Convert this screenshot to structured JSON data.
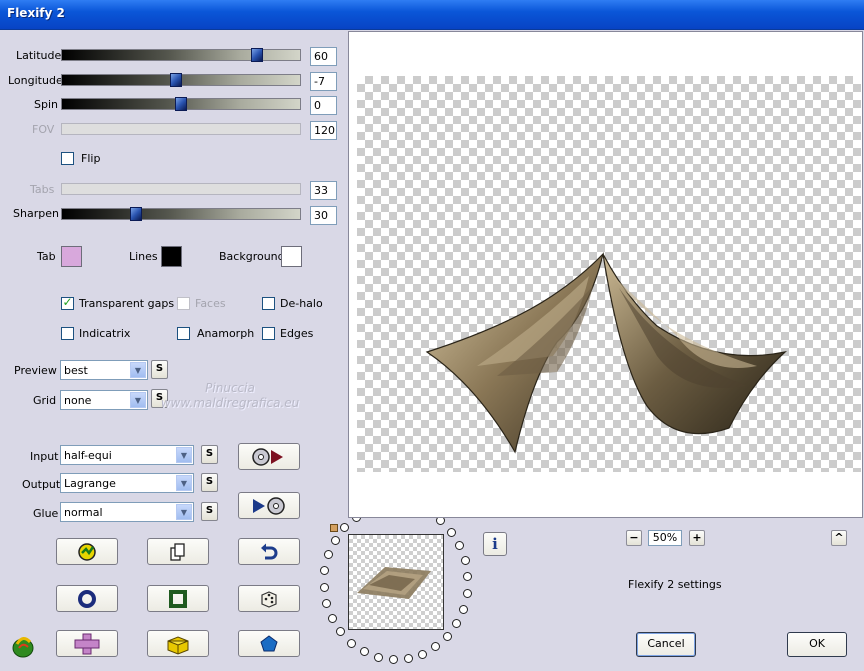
{
  "window": {
    "title": "Flexify 2"
  },
  "sliders": [
    {
      "label": "Latitude",
      "value": "60",
      "pos": 0.82,
      "enabled": true
    },
    {
      "label": "Longitude",
      "value": "-7",
      "pos": 0.48,
      "enabled": true
    },
    {
      "label": "Spin",
      "value": "0",
      "pos": 0.5,
      "enabled": true
    },
    {
      "label": "FOV",
      "value": "120",
      "enabled": false
    },
    {
      "label": "Tabs",
      "value": "33",
      "enabled": false
    },
    {
      "label": "Sharpen",
      "value": "30",
      "pos": 0.31,
      "enabled": true
    }
  ],
  "flip": {
    "label": "Flip",
    "checked": false
  },
  "colors": {
    "tab": {
      "label": "Tab",
      "color": "#d8a8dc"
    },
    "lines": {
      "label": "Lines",
      "color": "#000000"
    },
    "background": {
      "label": "Background",
      "color": "#ffffff"
    },
    "accent": "#21a121"
  },
  "options": {
    "transparent_gaps": {
      "label": "Transparent gaps",
      "checked": true
    },
    "faces": {
      "label": "Faces",
      "checked": false,
      "enabled": false
    },
    "de_halo": {
      "label": "De-halo",
      "checked": false
    },
    "indicatrix": {
      "label": "Indicatrix",
      "checked": false
    },
    "anamorph": {
      "label": "Anamorph",
      "checked": false
    },
    "edges": {
      "label": "Edges",
      "checked": false
    }
  },
  "preview_select": {
    "label": "Preview",
    "value": "best"
  },
  "grid_select": {
    "label": "Grid",
    "value": "none"
  },
  "input_select": {
    "label": "Input",
    "value": "half-equi"
  },
  "output_select": {
    "label": "Output",
    "value": "Lagrange"
  },
  "glue_select": {
    "label": "Glue",
    "value": "normal"
  },
  "s_button_label": "S",
  "watermark": {
    "line1": "Pinuccia",
    "line2": "www.maldiregrafica.eu"
  },
  "zoom": {
    "value": "50%",
    "minus": "−",
    "plus": "+"
  },
  "status_text": "Flexify 2 settings",
  "collapse_label": "^",
  "info_label": "i",
  "buttons": {
    "cancel": "Cancel",
    "ok": "OK"
  },
  "icons": {
    "animate": "animate-icon",
    "copy": "copy-icon",
    "undo": "undo-icon",
    "circle": "circle-icon",
    "square": "square-icon",
    "dice": "dice-icon",
    "cross": "cross-icon",
    "cube": "cube-icon",
    "pentagon": "pentagon-icon",
    "load": "load-icon",
    "save": "save-icon",
    "logo": "flexify-logo-icon"
  }
}
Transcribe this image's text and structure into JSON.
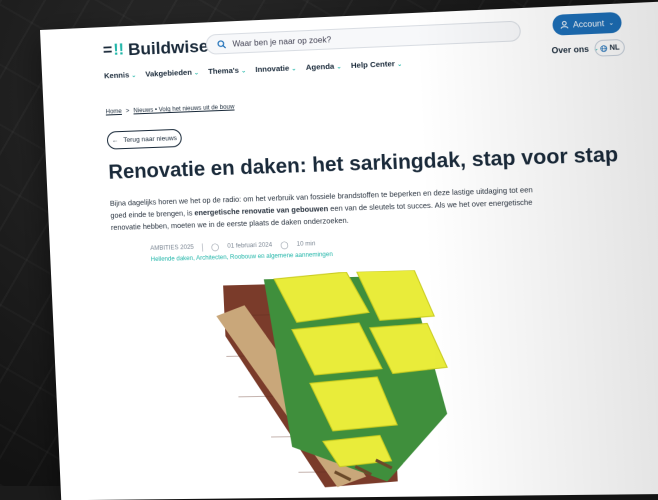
{
  "header": {
    "logo_text": "Buildwise",
    "search_placeholder": "Waar ben je naar op zoek?",
    "account_label": "Account",
    "over_ons_label": "Over ons",
    "lang_label": "NL"
  },
  "nav": {
    "items": [
      {
        "label": "Kennis"
      },
      {
        "label": "Vakgebieden"
      },
      {
        "label": "Thema's"
      },
      {
        "label": "Innovatie"
      },
      {
        "label": "Agenda"
      },
      {
        "label": "Help Center"
      }
    ]
  },
  "breadcrumb": {
    "home": "Home",
    "separator": ">",
    "current": "Nieuws • Volg het nieuws uit de bouw"
  },
  "back_button_label": "Terug naar nieuws",
  "article": {
    "title": "Renovatie en daken: het sarkingdak, stap voor stap",
    "intro_part1": "Bijna dagelijks horen we het op de radio: om het verbruik van fossiele brandstoffen te beperken en deze lastige uitdaging tot een goed einde te brengen, is ",
    "intro_bold": "energetische renovatie van gebouwen",
    "intro_part2": " een van de sleutels tot succes. Als we het over energetische renovatie hebben, moeten we in de eerste plaats de daken onderzoeken.",
    "source": "AMBITIES 2025",
    "date": "01 februari 2024",
    "read_time": "10 min",
    "tags": "Hellende daken,  Architecten,  Roobouw en algemene aannemingen"
  },
  "colors": {
    "primary": "#1a2a3a",
    "accent": "#1fb5a8",
    "account_blue": "#1d6fb8",
    "insulation_yellow": "#e9ec3a",
    "membrane_green": "#3f8f3c",
    "brick": "#7a3b2a"
  }
}
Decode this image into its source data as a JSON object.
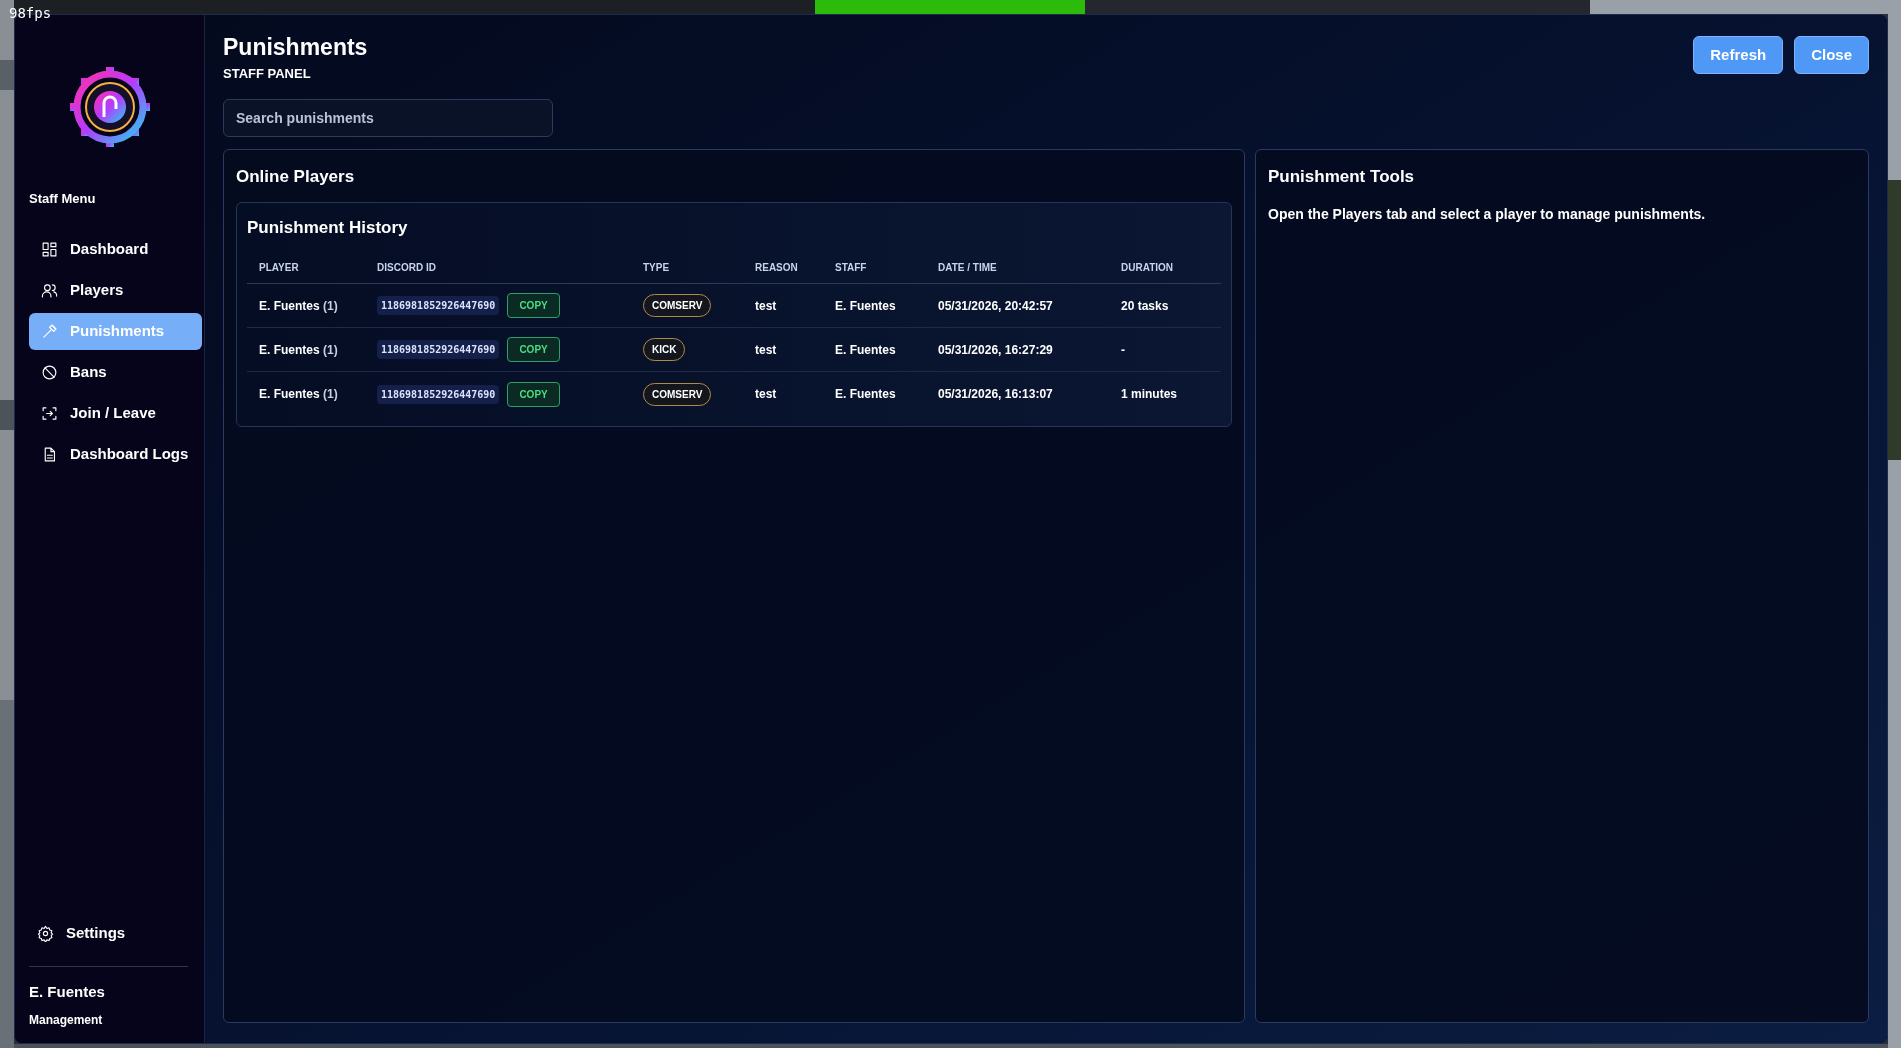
{
  "overlay": {
    "fps": "98fps"
  },
  "sidebar": {
    "heading": "Staff Menu",
    "items": [
      {
        "label": "Dashboard",
        "selected": false
      },
      {
        "label": "Players",
        "selected": false
      },
      {
        "label": "Punishments",
        "selected": true
      },
      {
        "label": "Bans",
        "selected": false
      },
      {
        "label": "Join / Leave",
        "selected": false
      },
      {
        "label": "Dashboard Logs",
        "selected": false
      }
    ],
    "footer_item": {
      "label": "Settings"
    },
    "user": {
      "name": "E. Fuentes",
      "role": "Management"
    }
  },
  "header": {
    "title": "Punishments",
    "subtitle": "STAFF PANEL",
    "buttons": [
      "Refresh",
      "Close"
    ]
  },
  "search": {
    "placeholder": "Search punishments"
  },
  "online_players": {
    "title": "Online Players",
    "history": {
      "title": "Punishment History",
      "columns": [
        "PLAYER",
        "DISCORD ID",
        "TYPE",
        "REASON",
        "STAFF",
        "DATE / TIME",
        "DURATION"
      ],
      "rows": [
        {
          "player": "E. Fuentes",
          "count": "(1)",
          "discord_id": "1186981852926447690",
          "copy": "COPY",
          "type": "COMSERV",
          "reason": "test",
          "staff": "E. Fuentes",
          "date": "05/31/2026, 20:42:57",
          "duration": "20 tasks"
        },
        {
          "player": "E. Fuentes",
          "count": "(1)",
          "discord_id": "1186981852926447690",
          "copy": "COPY",
          "type": "KICK",
          "reason": "test",
          "staff": "E. Fuentes",
          "date": "05/31/2026, 16:27:29",
          "duration": "-"
        },
        {
          "player": "E. Fuentes",
          "count": "(1)",
          "discord_id": "1186981852926447690",
          "copy": "COPY",
          "type": "COMSERV",
          "reason": "test",
          "staff": "E. Fuentes",
          "date": "05/31/2026, 16:13:07",
          "duration": "1 minutes"
        }
      ]
    }
  },
  "tools": {
    "title": "Punishment Tools",
    "message": "Open the Players tab and select a player to manage punishments."
  }
}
------------------------------
# STATED GOAL:
Keep the pictures out of your copy, and repeat every entry above exactly.

# COMPLETE ANSWER:
Convert this screenshot to structured JSON data.
{
  "window": {
    "title": "Flexify 2"
  },
  "sliders": [
    {
      "label": "Latitude",
      "value": "60",
      "pos": 0.82,
      "enabled": true
    },
    {
      "label": "Longitude",
      "value": "-7",
      "pos": 0.48,
      "enabled": true
    },
    {
      "label": "Spin",
      "value": "0",
      "pos": 0.5,
      "enabled": true
    },
    {
      "label": "FOV",
      "value": "120",
      "enabled": false
    },
    {
      "label": "Tabs",
      "value": "33",
      "enabled": false
    },
    {
      "label": "Sharpen",
      "value": "30",
      "pos": 0.31,
      "enabled": true
    }
  ],
  "flip": {
    "label": "Flip",
    "checked": false
  },
  "colors": {
    "tab": {
      "label": "Tab",
      "color": "#d8a8dc"
    },
    "lines": {
      "label": "Lines",
      "color": "#000000"
    },
    "background": {
      "label": "Background",
      "color": "#ffffff"
    },
    "accent": "#21a121"
  },
  "options": {
    "transparent_gaps": {
      "label": "Transparent gaps",
      "checked": true
    },
    "faces": {
      "label": "Faces",
      "checked": false,
      "enabled": false
    },
    "de_halo": {
      "label": "De-halo",
      "checked": false
    },
    "indicatrix": {
      "label": "Indicatrix",
      "checked": false
    },
    "anamorph": {
      "label": "Anamorph",
      "checked": false
    },
    "edges": {
      "label": "Edges",
      "checked": false
    }
  },
  "preview_select": {
    "label": "Preview",
    "value": "best"
  },
  "grid_select": {
    "label": "Grid",
    "value": "none"
  },
  "input_select": {
    "label": "Input",
    "value": "half-equi"
  },
  "output_select": {
    "label": "Output",
    "value": "Lagrange"
  },
  "glue_select": {
    "label": "Glue",
    "value": "normal"
  },
  "s_button_label": "S",
  "watermark": {
    "line1": "Pinuccia",
    "line2": "www.maldiregrafica.eu"
  },
  "zoom": {
    "value": "50%",
    "minus": "−",
    "plus": "+"
  },
  "status_text": "Flexify 2 settings",
  "collapse_label": "^",
  "info_label": "i",
  "buttons": {
    "cancel": "Cancel",
    "ok": "OK"
  },
  "icons": {
    "animate": "animate-icon",
    "copy": "copy-icon",
    "undo": "undo-icon",
    "circle": "circle-icon",
    "square": "square-icon",
    "dice": "dice-icon",
    "cross": "cross-icon",
    "cube": "cube-icon",
    "pentagon": "pentagon-icon",
    "load": "load-icon",
    "save": "save-icon",
    "logo": "flexify-logo-icon"
  }
}
Transcribe this image's text and structure into JSON.
{
  "header": {
    "logo_text": "Buildwise",
    "search_placeholder": "Waar ben je naar op zoek?",
    "account_label": "Account",
    "over_ons_label": "Over ons",
    "lang_label": "NL"
  },
  "nav": {
    "items": [
      {
        "label": "Kennis"
      },
      {
        "label": "Vakgebieden"
      },
      {
        "label": "Thema's"
      },
      {
        "label": "Innovatie"
      },
      {
        "label": "Agenda"
      },
      {
        "label": "Help Center"
      }
    ]
  },
  "breadcrumb": {
    "home": "Home",
    "separator": ">",
    "current": "Nieuws • Volg het nieuws uit de bouw"
  },
  "back_button_label": "Terug naar nieuws",
  "article": {
    "title": "Renovatie en daken: het sarkingdak, stap voor stap",
    "intro_part1": "Bijna dagelijks horen we het op de radio: om het verbruik van fossiele brandstoffen te beperken en deze lastige uitdaging tot een goed einde te brengen, is ",
    "intro_bold": "energetische renovatie van gebouwen",
    "intro_part2": " een van de sleutels tot succes. Als we het over energetische renovatie hebben, moeten we in de eerste plaats de daken onderzoeken.",
    "source": "AMBITIES 2025",
    "date": "01 februari 2024",
    "read_time": "10 min",
    "tags": "Hellende daken,  Architecten,  Roobouw en algemene aannemingen"
  },
  "colors": {
    "primary": "#1a2a3a",
    "accent": "#1fb5a8",
    "account_blue": "#1d6fb8",
    "insulation_yellow": "#e9ec3a",
    "membrane_green": "#3f8f3c",
    "brick": "#7a3b2a"
  }
}
Decode this image into its source data as a JSON object.
{
  "overlay": {
    "fps": "98fps"
  },
  "sidebar": {
    "heading": "Staff Menu",
    "items": [
      {
        "label": "Dashboard",
        "selected": false
      },
      {
        "label": "Players",
        "selected": false
      },
      {
        "label": "Punishments",
        "selected": true
      },
      {
        "label": "Bans",
        "selected": false
      },
      {
        "label": "Join / Leave",
        "selected": false
      },
      {
        "label": "Dashboard Logs",
        "selected": false
      }
    ],
    "footer_item": {
      "label": "Settings"
    },
    "user": {
      "name": "E. Fuentes",
      "role": "Management"
    }
  },
  "header": {
    "title": "Punishments",
    "subtitle": "STAFF PANEL",
    "buttons": [
      "Refresh",
      "Close"
    ]
  },
  "search": {
    "placeholder": "Search punishments"
  },
  "online_players": {
    "title": "Online Players",
    "history": {
      "title": "Punishment History",
      "columns": [
        "PLAYER",
        "DISCORD ID",
        "TYPE",
        "REASON",
        "STAFF",
        "DATE / TIME",
        "DURATION"
      ],
      "rows": [
        {
          "player": "E. Fuentes",
          "count": "(1)",
          "discord_id": "1186981852926447690",
          "copy": "COPY",
          "type": "COMSERV",
          "reason": "test",
          "staff": "E. Fuentes",
          "date": "05/31/2026, 20:42:57",
          "duration": "20 tasks"
        },
        {
          "player": "E. Fuentes",
          "count": "(1)",
          "discord_id": "1186981852926447690",
          "copy": "COPY",
          "type": "KICK",
          "reason": "test",
          "staff": "E. Fuentes",
          "date": "05/31/2026, 16:27:29",
          "duration": "-"
        },
        {
          "player": "E. Fuentes",
          "count": "(1)",
          "discord_id": "1186981852926447690",
          "copy": "COPY",
          "type": "COMSERV",
          "reason": "test",
          "staff": "E. Fuentes",
          "date": "05/31/2026, 16:13:07",
          "duration": "1 minutes"
        }
      ]
    }
  },
  "tools": {
    "title": "Punishment Tools",
    "message": "Open the Players tab and select a player to manage punishments."
  }
}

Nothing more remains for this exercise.